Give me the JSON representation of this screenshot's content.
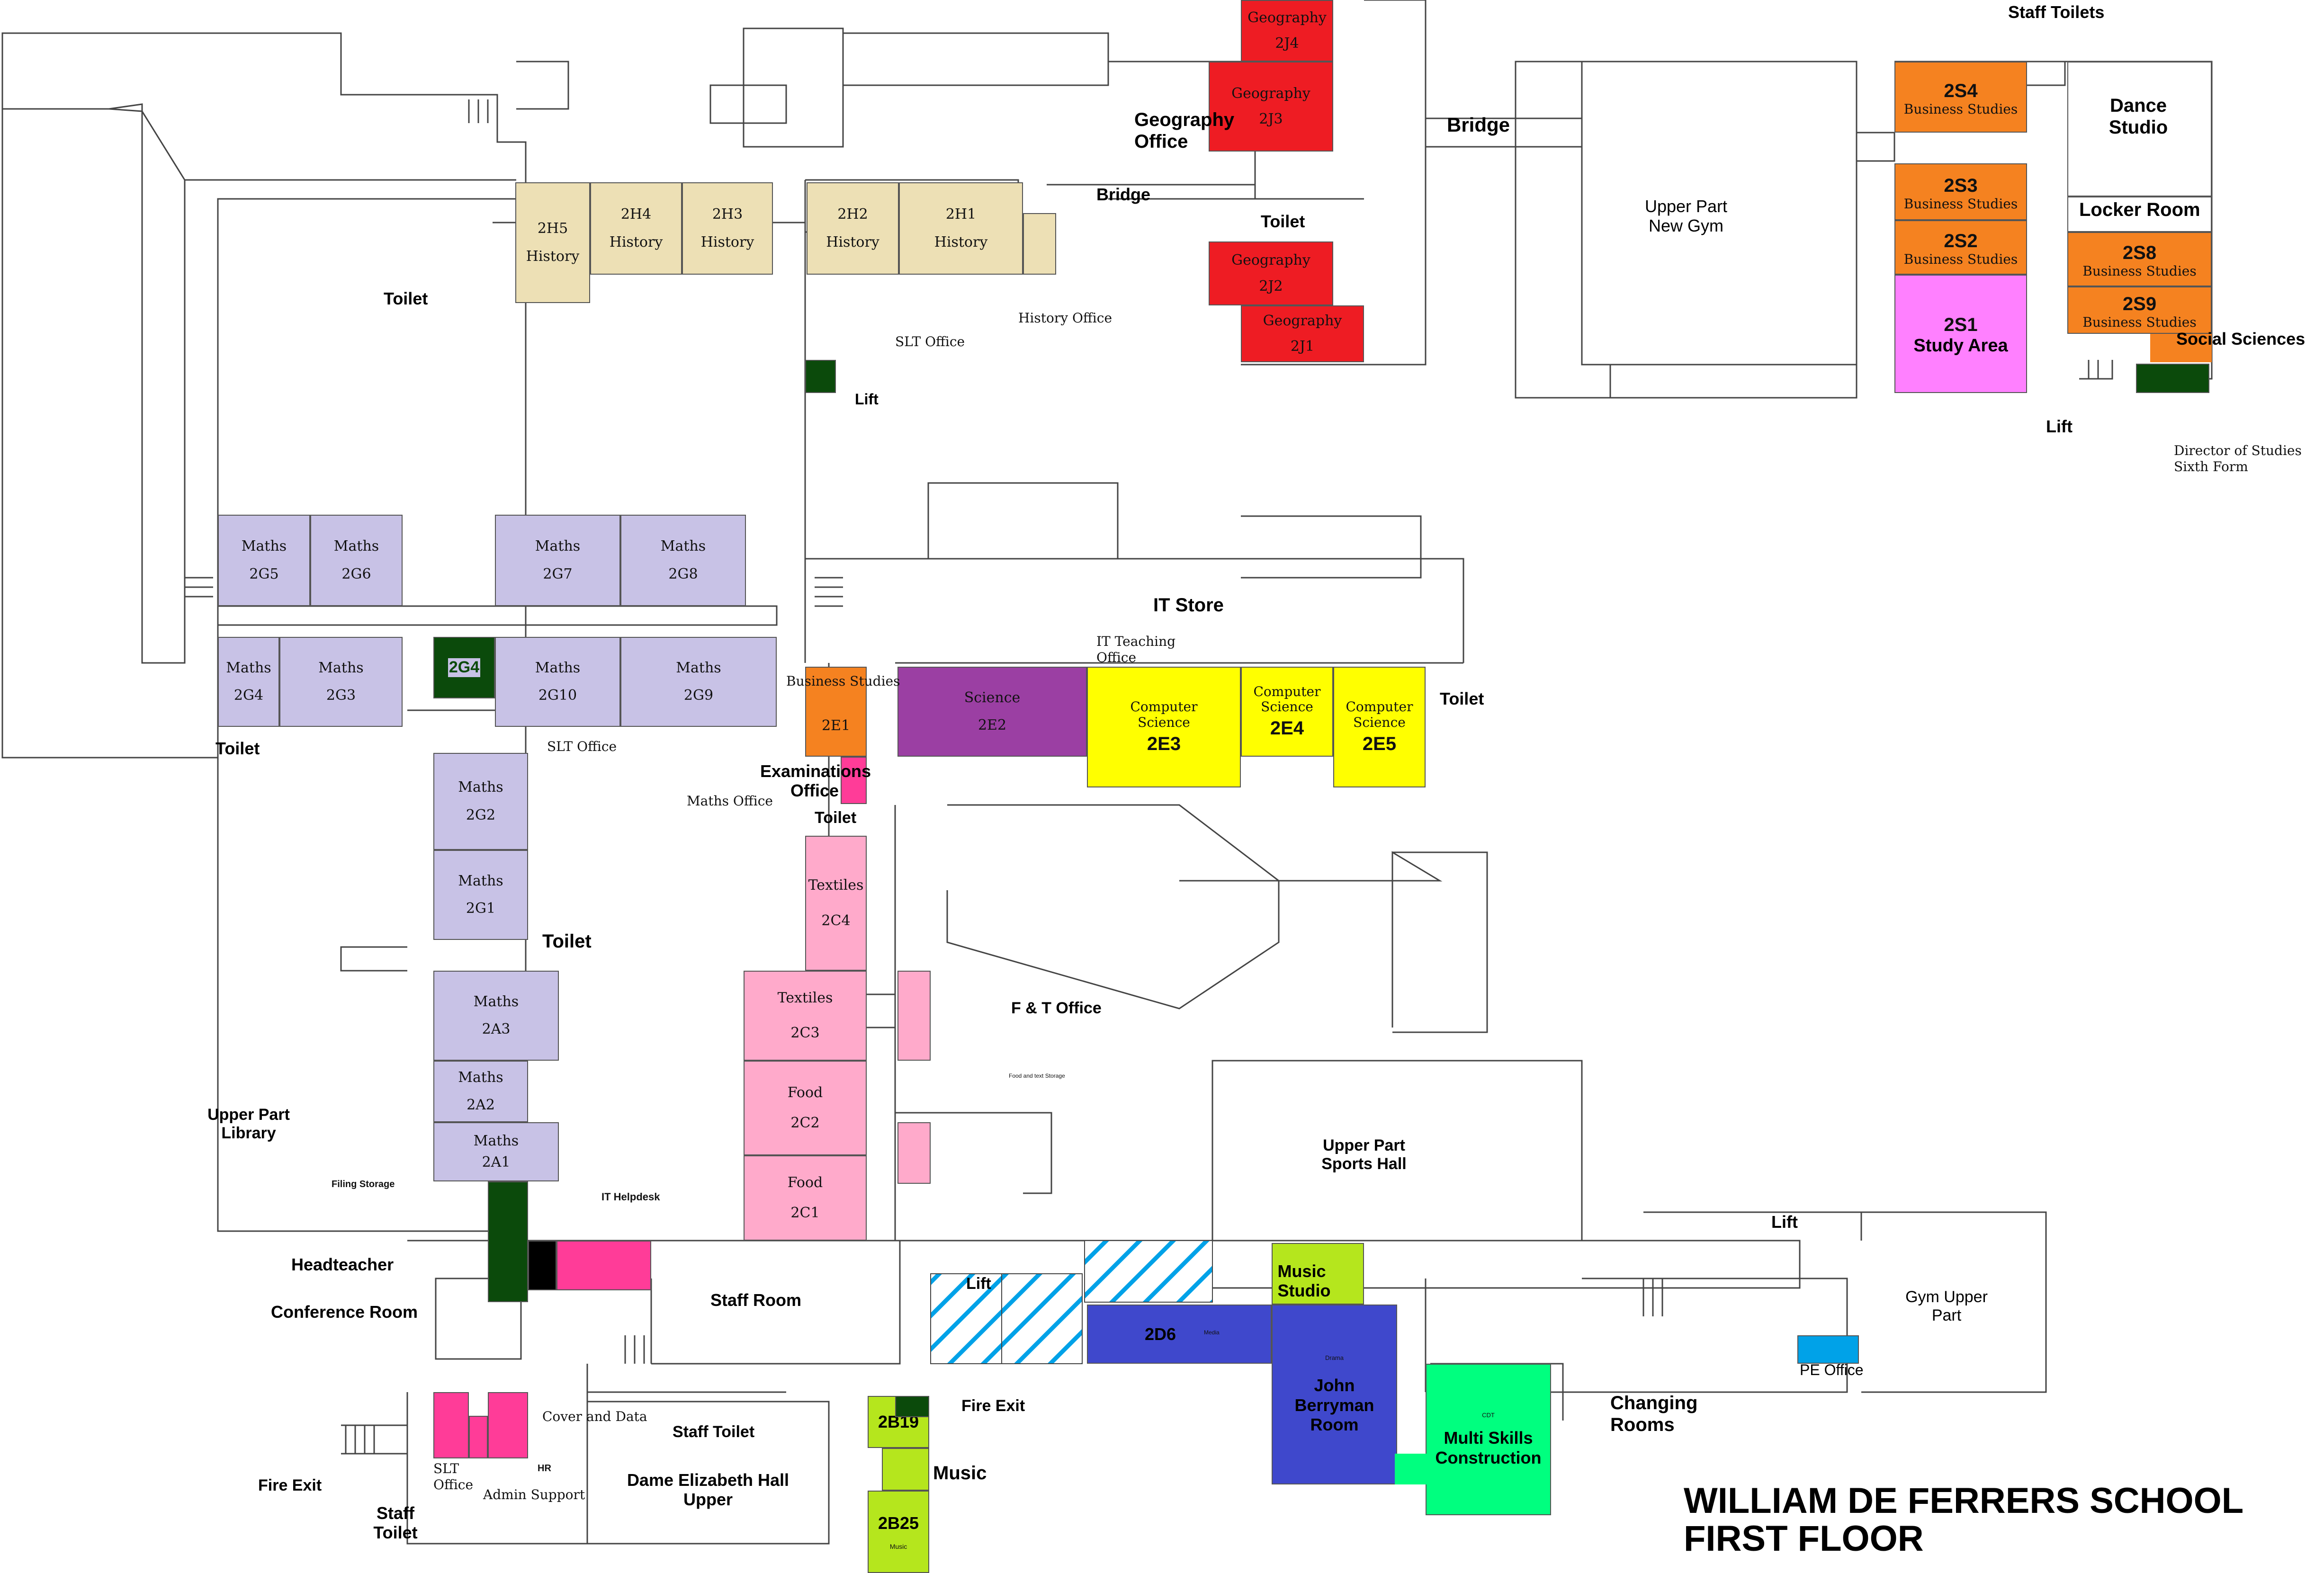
{
  "title": {
    "line1": "WILLIAM DE FERRERS SCHOOL",
    "line2": "FIRST FLOOR"
  },
  "colors": {
    "history": "#ede0b5",
    "maths": "#c8c2e6",
    "geography": "#ee1c23",
    "business": "#f58220",
    "study_area": "#ff80ff",
    "science": "#9b3fa3",
    "computer_science": "#ffff00",
    "textiles_food": "#ffaacb",
    "office_pink": "#ff3c98",
    "dark_green": "#0b4a0b",
    "music": "#b5e61d",
    "drama_media": "#3f48cc",
    "cdt": "#00ff7f",
    "pe_office": "#00a2e8",
    "stairs_hatch": "#00a2e8"
  },
  "rooms": {
    "2H5": {
      "code": "2H5",
      "name": "History"
    },
    "2H4": {
      "code": "2H4",
      "name": "History"
    },
    "2H3": {
      "code": "2H3",
      "name": "History"
    },
    "2H2": {
      "code": "2H2",
      "name": "History"
    },
    "2H1": {
      "code": "2H1",
      "name": "History"
    },
    "2J4": {
      "code": "2J4",
      "name": "Geography"
    },
    "2J3": {
      "code": "2J3",
      "name": "Geography"
    },
    "2J2": {
      "code": "2J2",
      "name": "Geography"
    },
    "2J1": {
      "code": "2J1",
      "name": "Geography"
    },
    "2S4": {
      "code": "2S4",
      "name": "Business Studies"
    },
    "2S3": {
      "code": "2S3",
      "name": "Business Studies"
    },
    "2S2": {
      "code": "2S2",
      "name": "Business Studies"
    },
    "2S8": {
      "code": "2S8",
      "name": "Business Studies"
    },
    "2S9": {
      "code": "2S9",
      "name": "Business Studies"
    },
    "2S1": {
      "code": "2S1",
      "name": "Study Area"
    },
    "2G5": {
      "code": "2G5",
      "name": "Maths"
    },
    "2G6": {
      "code": "2G6",
      "name": "Maths"
    },
    "2G7": {
      "code": "2G7",
      "name": "Maths"
    },
    "2G8": {
      "code": "2G8",
      "name": "Maths"
    },
    "2G4m": {
      "code": "2G4",
      "name": "Maths"
    },
    "2G3": {
      "code": "2G3",
      "name": "Maths"
    },
    "2G4": {
      "code": "2G4"
    },
    "2G10": {
      "code": "2G10",
      "name": "Maths"
    },
    "2G9": {
      "code": "2G9",
      "name": "Maths"
    },
    "2G2": {
      "code": "2G2",
      "name": "Maths"
    },
    "2G1": {
      "code": "2G1",
      "name": "Maths"
    },
    "2A3": {
      "code": "2A3",
      "name": "Maths"
    },
    "2A2": {
      "code": "2A2",
      "name": "Maths"
    },
    "2A1": {
      "code": "2A1",
      "name": "Maths"
    },
    "2E1": {
      "code": "2E1",
      "name": "Business Studies"
    },
    "2E2": {
      "code": "2E2",
      "name": "Science"
    },
    "2E3": {
      "code": "2E3",
      "name": "Computer Science"
    },
    "2E4": {
      "code": "2E4",
      "name": "Computer Science"
    },
    "2E5": {
      "code": "2E5",
      "name": "Computer Science"
    },
    "2C4": {
      "code": "2C4",
      "name": "Textiles"
    },
    "2C3": {
      "code": "2C3",
      "name": "Textiles"
    },
    "2C2": {
      "code": "2C2",
      "name": "Food"
    },
    "2C1": {
      "code": "2C1",
      "name": "Food"
    },
    "2D6": {
      "code": "2D6",
      "name": "Media"
    },
    "john_berryman": {
      "name": "John Berryman Room",
      "subtitle": "Drama"
    },
    "multi_skills": {
      "name": "Multi Skills Construction",
      "subtitle": "CDT"
    },
    "music_studio": {
      "name": "Music Studio"
    },
    "2B19": {
      "code": "2B19"
    },
    "2B25": {
      "code": "2B25",
      "name": "Music"
    },
    "pe_office": {
      "name": "PE Office"
    }
  },
  "labels": {
    "staff_toilets": "Staff Toilets",
    "dance_studio": "Dance Studio",
    "locker_room": "Locker Room",
    "social_sciences": "Social Sciences",
    "lift_ne": "Lift",
    "director": "Director of Studies Sixth Form",
    "geography_office": "Geography Office",
    "bridge_top": "Bridge",
    "bridge_mid": "Bridge",
    "toilet_geo": "Toilet",
    "upper_new_gym": "Upper Part New Gym",
    "toilet_nw": "Toilet",
    "history_office": "History Office",
    "slt_office_top": "SLT Office",
    "lift_center": "Lift",
    "it_store": "IT Store",
    "it_teaching": "IT Teaching Office",
    "toilet_cs": "Toilet",
    "business_studies": "Business Studies",
    "toilet_left": "Toilet",
    "slt_office_mid": "SLT Office",
    "maths_office": "Maths Office",
    "exams_office": "Examinations Office",
    "toilet_exam": "Toilet",
    "toilet_maths": "Toilet",
    "ft_office": "F & T Office",
    "food_textile_storage": "Food and text Storage",
    "upper_library": "Upper Part Library",
    "filing_storage": "Filing Storage",
    "it_helpdesk": "IT Helpdesk",
    "headteacher": "Headteacher",
    "conference_room": "Conference Room",
    "staff_room": "Staff Room",
    "upper_sports_hall": "Upper Part Sports Hall",
    "lift_right": "Lift",
    "lift_stairs": "Lift",
    "gym_upper": "Gym Upper Part",
    "changing_rooms": "Changing Rooms",
    "fire_exit_center": "Fire Exit",
    "fire_exit_left": "Fire Exit",
    "staff_toilet_left": "Staff Toilet",
    "slt_office_bottom": "SLT Office",
    "hr": "HR",
    "admin_support": "Admin Support",
    "cover_and_data": "Cover and Data",
    "staff_toilet_hall": "Staff Toilet",
    "dame_elizabeth": "Dame Elizabeth Hall Upper",
    "music": "Music"
  }
}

○ ○ ○ ○ ○

● Objective
Transcribe each line above verbatim, with the pictures left out.

● Right answer
Give me the JSON representation of this screenshot's content.
{
  "title": {
    "line1": "WILLIAM DE FERRERS SCHOOL",
    "line2": "FIRST FLOOR"
  },
  "colors": {
    "history": "#ede0b5",
    "maths": "#c8c2e6",
    "geography": "#ee1c23",
    "business": "#f58220",
    "study_area": "#ff80ff",
    "science": "#9b3fa3",
    "computer_science": "#ffff00",
    "textiles_food": "#ffaacb",
    "office_pink": "#ff3c98",
    "dark_green": "#0b4a0b",
    "music": "#b5e61d",
    "drama_media": "#3f48cc",
    "cdt": "#00ff7f",
    "pe_office": "#00a2e8",
    "stairs_hatch": "#00a2e8"
  },
  "rooms": {
    "2H5": {
      "code": "2H5",
      "name": "History"
    },
    "2H4": {
      "code": "2H4",
      "name": "History"
    },
    "2H3": {
      "code": "2H3",
      "name": "History"
    },
    "2H2": {
      "code": "2H2",
      "name": "History"
    },
    "2H1": {
      "code": "2H1",
      "name": "History"
    },
    "2J4": {
      "code": "2J4",
      "name": "Geography"
    },
    "2J3": {
      "code": "2J3",
      "name": "Geography"
    },
    "2J2": {
      "code": "2J2",
      "name": "Geography"
    },
    "2J1": {
      "code": "2J1",
      "name": "Geography"
    },
    "2S4": {
      "code": "2S4",
      "name": "Business Studies"
    },
    "2S3": {
      "code": "2S3",
      "name": "Business Studies"
    },
    "2S2": {
      "code": "2S2",
      "name": "Business Studies"
    },
    "2S8": {
      "code": "2S8",
      "name": "Business Studies"
    },
    "2S9": {
      "code": "2S9",
      "name": "Business Studies"
    },
    "2S1": {
      "code": "2S1",
      "name": "Study Area"
    },
    "2G5": {
      "code": "2G5",
      "name": "Maths"
    },
    "2G6": {
      "code": "2G6",
      "name": "Maths"
    },
    "2G7": {
      "code": "2G7",
      "name": "Maths"
    },
    "2G8": {
      "code": "2G8",
      "name": "Maths"
    },
    "2G4m": {
      "code": "2G4",
      "name": "Maths"
    },
    "2G3": {
      "code": "2G3",
      "name": "Maths"
    },
    "2G4": {
      "code": "2G4"
    },
    "2G10": {
      "code": "2G10",
      "name": "Maths"
    },
    "2G9": {
      "code": "2G9",
      "name": "Maths"
    },
    "2G2": {
      "code": "2G2",
      "name": "Maths"
    },
    "2G1": {
      "code": "2G1",
      "name": "Maths"
    },
    "2A3": {
      "code": "2A3",
      "name": "Maths"
    },
    "2A2": {
      "code": "2A2",
      "name": "Maths"
    },
    "2A1": {
      "code": "2A1",
      "name": "Maths"
    },
    "2E1": {
      "code": "2E1",
      "name": "Business Studies"
    },
    "2E2": {
      "code": "2E2",
      "name": "Science"
    },
    "2E3": {
      "code": "2E3",
      "name": "Computer Science"
    },
    "2E4": {
      "code": "2E4",
      "name": "Computer Science"
    },
    "2E5": {
      "code": "2E5",
      "name": "Computer Science"
    },
    "2C4": {
      "code": "2C4",
      "name": "Textiles"
    },
    "2C3": {
      "code": "2C3",
      "name": "Textiles"
    },
    "2C2": {
      "code": "2C2",
      "name": "Food"
    },
    "2C1": {
      "code": "2C1",
      "name": "Food"
    },
    "2D6": {
      "code": "2D6",
      "name": "Media"
    },
    "john_berryman": {
      "name": "John Berryman Room",
      "subtitle": "Drama"
    },
    "multi_skills": {
      "name": "Multi Skills Construction",
      "subtitle": "CDT"
    },
    "music_studio": {
      "name": "Music Studio"
    },
    "2B19": {
      "code": "2B19"
    },
    "2B25": {
      "code": "2B25",
      "name": "Music"
    },
    "pe_office": {
      "name": "PE Office"
    }
  },
  "labels": {
    "staff_toilets": "Staff Toilets",
    "dance_studio": "Dance Studio",
    "locker_room": "Locker Room",
    "social_sciences": "Social Sciences",
    "lift_ne": "Lift",
    "director": "Director of Studies Sixth Form",
    "geography_office": "Geography Office",
    "bridge_top": "Bridge",
    "bridge_mid": "Bridge",
    "toilet_geo": "Toilet",
    "upper_new_gym": "Upper Part New Gym",
    "toilet_nw": "Toilet",
    "history_office": "History Office",
    "slt_office_top": "SLT Office",
    "lift_center": "Lift",
    "it_store": "IT Store",
    "it_teaching": "IT Teaching Office",
    "toilet_cs": "Toilet",
    "business_studies": "Business Studies",
    "toilet_left": "Toilet",
    "slt_office_mid": "SLT Office",
    "maths_office": "Maths Office",
    "exams_office": "Examinations Office",
    "toilet_exam": "Toilet",
    "toilet_maths": "Toilet",
    "ft_office": "F & T Office",
    "food_textile_storage": "Food and text Storage",
    "upper_library": "Upper Part Library",
    "filing_storage": "Filing Storage",
    "it_helpdesk": "IT Helpdesk",
    "headteacher": "Headteacher",
    "conference_room": "Conference Room",
    "staff_room": "Staff Room",
    "upper_sports_hall": "Upper Part Sports Hall",
    "lift_right": "Lift",
    "lift_stairs": "Lift",
    "gym_upper": "Gym Upper Part",
    "changing_rooms": "Changing Rooms",
    "fire_exit_center": "Fire Exit",
    "fire_exit_left": "Fire Exit",
    "staff_toilet_left": "Staff Toilet",
    "slt_office_bottom": "SLT Office",
    "hr": "HR",
    "admin_support": "Admin Support",
    "cover_and_data": "Cover and Data",
    "staff_toilet_hall": "Staff Toilet",
    "dame_elizabeth": "Dame Elizabeth Hall Upper",
    "music": "Music"
  }
}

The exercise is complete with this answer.